____ DATA TO PROCESS
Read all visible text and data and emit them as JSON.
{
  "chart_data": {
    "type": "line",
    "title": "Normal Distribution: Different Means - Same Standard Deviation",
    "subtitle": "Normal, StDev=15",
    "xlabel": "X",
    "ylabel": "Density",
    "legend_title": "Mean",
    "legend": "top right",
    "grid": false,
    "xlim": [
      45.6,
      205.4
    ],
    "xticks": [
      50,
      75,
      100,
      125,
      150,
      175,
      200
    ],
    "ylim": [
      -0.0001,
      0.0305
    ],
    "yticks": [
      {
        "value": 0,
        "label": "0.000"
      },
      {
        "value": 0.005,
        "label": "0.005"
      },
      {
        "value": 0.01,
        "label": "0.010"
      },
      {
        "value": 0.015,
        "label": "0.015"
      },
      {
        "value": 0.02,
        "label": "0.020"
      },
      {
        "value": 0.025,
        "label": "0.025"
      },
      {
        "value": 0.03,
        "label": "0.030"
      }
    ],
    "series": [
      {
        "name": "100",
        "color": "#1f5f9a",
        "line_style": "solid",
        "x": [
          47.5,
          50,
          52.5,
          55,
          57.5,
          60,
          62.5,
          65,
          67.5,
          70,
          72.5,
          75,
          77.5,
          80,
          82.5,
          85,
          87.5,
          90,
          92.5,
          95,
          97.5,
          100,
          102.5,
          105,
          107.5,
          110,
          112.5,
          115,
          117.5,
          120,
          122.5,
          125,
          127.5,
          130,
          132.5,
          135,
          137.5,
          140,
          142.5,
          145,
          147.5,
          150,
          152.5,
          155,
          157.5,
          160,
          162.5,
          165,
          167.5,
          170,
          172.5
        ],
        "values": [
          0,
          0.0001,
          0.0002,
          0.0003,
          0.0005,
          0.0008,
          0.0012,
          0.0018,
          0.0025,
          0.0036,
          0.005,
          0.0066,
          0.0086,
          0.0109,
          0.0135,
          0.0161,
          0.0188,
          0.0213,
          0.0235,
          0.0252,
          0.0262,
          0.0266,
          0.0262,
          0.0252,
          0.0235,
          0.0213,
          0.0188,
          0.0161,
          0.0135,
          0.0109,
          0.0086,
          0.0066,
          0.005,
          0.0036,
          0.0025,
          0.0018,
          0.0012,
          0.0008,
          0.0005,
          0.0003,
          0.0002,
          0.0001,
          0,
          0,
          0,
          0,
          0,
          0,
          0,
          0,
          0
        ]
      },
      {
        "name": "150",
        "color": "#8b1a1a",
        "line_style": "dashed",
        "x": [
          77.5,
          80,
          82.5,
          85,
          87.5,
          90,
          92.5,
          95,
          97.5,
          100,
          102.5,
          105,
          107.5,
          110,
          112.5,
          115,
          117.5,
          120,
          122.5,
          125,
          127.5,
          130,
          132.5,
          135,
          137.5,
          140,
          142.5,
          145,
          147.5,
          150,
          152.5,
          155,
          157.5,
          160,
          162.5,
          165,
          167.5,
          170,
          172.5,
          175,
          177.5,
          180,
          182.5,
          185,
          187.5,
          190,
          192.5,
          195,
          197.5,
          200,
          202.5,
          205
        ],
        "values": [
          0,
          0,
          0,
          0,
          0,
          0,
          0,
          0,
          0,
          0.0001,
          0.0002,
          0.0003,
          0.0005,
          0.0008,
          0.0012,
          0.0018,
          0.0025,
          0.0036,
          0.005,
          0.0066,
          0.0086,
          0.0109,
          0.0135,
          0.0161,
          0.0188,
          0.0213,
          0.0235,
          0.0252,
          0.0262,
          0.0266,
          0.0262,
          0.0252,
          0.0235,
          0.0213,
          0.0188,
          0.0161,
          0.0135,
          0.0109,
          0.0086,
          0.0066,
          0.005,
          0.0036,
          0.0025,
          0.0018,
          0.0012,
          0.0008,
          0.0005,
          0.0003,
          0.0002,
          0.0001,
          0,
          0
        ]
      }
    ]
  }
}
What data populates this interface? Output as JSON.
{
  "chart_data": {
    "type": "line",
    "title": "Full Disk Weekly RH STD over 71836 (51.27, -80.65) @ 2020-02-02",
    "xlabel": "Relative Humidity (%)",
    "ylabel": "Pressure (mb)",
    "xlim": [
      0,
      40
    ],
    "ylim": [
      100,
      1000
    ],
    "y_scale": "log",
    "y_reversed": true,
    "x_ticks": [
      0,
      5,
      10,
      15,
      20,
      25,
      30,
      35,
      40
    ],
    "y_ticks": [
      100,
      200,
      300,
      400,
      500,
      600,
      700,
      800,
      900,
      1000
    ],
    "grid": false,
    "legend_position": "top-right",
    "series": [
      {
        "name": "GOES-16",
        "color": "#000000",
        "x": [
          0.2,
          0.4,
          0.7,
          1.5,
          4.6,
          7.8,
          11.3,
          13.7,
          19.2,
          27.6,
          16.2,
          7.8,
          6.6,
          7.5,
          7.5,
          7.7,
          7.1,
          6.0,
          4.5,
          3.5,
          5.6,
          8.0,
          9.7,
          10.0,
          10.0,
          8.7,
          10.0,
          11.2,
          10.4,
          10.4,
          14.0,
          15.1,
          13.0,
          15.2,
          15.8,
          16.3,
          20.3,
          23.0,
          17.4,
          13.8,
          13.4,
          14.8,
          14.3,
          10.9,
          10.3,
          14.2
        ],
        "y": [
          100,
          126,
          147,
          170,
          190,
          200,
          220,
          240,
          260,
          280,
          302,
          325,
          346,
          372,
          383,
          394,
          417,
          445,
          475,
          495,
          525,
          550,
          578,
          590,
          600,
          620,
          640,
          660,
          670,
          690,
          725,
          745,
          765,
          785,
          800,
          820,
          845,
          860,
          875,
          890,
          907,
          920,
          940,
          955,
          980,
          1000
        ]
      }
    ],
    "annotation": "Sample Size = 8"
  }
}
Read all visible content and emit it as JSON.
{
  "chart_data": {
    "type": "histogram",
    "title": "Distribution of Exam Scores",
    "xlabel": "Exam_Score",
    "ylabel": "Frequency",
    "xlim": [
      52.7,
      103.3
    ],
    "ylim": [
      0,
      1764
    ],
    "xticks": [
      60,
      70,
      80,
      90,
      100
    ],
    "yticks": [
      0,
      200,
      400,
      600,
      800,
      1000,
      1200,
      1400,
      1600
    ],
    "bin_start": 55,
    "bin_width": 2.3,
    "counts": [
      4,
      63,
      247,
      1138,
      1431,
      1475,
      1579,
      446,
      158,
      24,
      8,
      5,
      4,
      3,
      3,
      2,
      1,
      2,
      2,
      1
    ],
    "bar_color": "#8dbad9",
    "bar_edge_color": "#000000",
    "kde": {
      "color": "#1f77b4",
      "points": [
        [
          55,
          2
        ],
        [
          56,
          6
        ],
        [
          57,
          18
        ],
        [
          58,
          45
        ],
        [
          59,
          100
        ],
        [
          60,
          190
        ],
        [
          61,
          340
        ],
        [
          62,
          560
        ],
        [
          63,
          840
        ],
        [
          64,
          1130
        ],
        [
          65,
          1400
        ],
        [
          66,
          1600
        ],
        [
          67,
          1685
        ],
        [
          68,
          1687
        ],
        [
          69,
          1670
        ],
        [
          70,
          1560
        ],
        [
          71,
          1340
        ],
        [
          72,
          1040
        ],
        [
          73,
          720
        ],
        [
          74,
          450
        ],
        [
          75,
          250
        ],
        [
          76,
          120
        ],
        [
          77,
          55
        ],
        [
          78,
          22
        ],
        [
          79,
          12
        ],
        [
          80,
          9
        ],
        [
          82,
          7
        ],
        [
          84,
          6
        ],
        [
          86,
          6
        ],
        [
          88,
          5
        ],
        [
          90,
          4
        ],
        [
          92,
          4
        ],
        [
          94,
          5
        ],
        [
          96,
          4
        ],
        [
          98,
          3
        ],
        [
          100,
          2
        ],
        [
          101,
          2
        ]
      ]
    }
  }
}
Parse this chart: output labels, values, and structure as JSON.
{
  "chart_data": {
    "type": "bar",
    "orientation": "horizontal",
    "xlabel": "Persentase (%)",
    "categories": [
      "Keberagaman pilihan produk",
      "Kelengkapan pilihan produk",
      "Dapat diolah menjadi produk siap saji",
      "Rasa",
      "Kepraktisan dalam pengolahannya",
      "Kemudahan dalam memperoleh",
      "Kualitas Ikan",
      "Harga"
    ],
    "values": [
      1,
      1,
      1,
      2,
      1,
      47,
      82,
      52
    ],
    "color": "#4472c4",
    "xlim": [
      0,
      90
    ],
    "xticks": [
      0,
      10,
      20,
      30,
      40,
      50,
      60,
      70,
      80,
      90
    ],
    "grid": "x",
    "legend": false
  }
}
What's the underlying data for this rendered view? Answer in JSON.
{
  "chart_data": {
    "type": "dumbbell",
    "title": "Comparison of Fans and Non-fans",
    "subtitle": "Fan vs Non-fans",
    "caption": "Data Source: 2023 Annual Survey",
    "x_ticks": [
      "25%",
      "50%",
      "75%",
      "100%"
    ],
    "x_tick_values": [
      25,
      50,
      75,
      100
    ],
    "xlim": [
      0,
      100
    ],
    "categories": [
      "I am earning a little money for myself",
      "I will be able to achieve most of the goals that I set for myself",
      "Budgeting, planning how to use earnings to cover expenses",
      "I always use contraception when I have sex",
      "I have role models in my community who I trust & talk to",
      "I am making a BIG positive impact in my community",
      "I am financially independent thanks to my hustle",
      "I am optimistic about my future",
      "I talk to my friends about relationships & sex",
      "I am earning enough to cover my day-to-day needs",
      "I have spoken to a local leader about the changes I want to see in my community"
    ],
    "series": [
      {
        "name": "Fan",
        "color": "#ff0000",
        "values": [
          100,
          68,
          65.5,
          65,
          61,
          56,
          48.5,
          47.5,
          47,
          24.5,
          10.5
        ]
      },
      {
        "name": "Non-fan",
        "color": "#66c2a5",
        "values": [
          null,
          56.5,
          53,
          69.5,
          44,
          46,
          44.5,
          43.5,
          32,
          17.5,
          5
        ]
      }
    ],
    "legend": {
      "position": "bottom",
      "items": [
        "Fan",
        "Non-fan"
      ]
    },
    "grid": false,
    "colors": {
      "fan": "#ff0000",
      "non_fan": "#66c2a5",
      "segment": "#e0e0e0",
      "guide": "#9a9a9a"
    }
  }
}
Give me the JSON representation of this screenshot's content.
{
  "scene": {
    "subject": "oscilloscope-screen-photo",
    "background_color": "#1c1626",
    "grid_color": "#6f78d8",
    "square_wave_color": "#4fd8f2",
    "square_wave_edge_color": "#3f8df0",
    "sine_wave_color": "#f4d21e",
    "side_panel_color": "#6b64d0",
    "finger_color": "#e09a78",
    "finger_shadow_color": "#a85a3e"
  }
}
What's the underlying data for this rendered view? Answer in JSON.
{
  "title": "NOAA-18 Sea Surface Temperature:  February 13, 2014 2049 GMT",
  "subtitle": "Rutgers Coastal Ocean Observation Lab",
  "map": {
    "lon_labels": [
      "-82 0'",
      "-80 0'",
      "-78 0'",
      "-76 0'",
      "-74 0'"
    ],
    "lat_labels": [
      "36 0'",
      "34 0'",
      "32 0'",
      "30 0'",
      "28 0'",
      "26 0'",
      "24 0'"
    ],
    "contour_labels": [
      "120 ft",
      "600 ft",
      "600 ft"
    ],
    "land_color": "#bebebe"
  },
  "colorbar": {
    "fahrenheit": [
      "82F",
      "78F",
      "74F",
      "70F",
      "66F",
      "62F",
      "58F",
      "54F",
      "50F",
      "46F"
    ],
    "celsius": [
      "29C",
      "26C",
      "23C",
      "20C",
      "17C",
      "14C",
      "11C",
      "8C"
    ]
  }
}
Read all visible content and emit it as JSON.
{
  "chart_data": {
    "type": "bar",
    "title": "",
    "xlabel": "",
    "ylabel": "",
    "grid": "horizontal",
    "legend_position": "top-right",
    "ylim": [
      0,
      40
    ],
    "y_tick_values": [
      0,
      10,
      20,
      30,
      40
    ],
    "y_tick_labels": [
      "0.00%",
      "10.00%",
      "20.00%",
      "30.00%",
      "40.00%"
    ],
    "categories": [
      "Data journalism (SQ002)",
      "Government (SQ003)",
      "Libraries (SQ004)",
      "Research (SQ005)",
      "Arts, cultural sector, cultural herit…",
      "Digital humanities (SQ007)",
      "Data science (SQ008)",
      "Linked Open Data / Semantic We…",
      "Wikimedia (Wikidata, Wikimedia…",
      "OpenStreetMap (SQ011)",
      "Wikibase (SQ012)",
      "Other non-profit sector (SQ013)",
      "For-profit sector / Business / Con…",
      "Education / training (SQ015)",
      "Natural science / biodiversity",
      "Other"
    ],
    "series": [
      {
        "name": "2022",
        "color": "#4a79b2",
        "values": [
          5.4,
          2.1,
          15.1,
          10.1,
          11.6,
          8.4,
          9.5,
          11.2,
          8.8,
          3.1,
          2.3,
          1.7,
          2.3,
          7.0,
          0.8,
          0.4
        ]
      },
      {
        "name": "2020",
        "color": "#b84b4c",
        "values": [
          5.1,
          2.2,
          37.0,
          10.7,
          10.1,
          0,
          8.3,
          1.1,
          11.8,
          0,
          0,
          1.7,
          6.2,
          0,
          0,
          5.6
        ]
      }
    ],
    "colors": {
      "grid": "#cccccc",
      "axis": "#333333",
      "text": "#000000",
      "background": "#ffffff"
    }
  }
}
________
EXERCISE OBJECTIVE:
Your answer should be one number: how many lines in the material above contain the string "myself".

IN RESPONSE:
2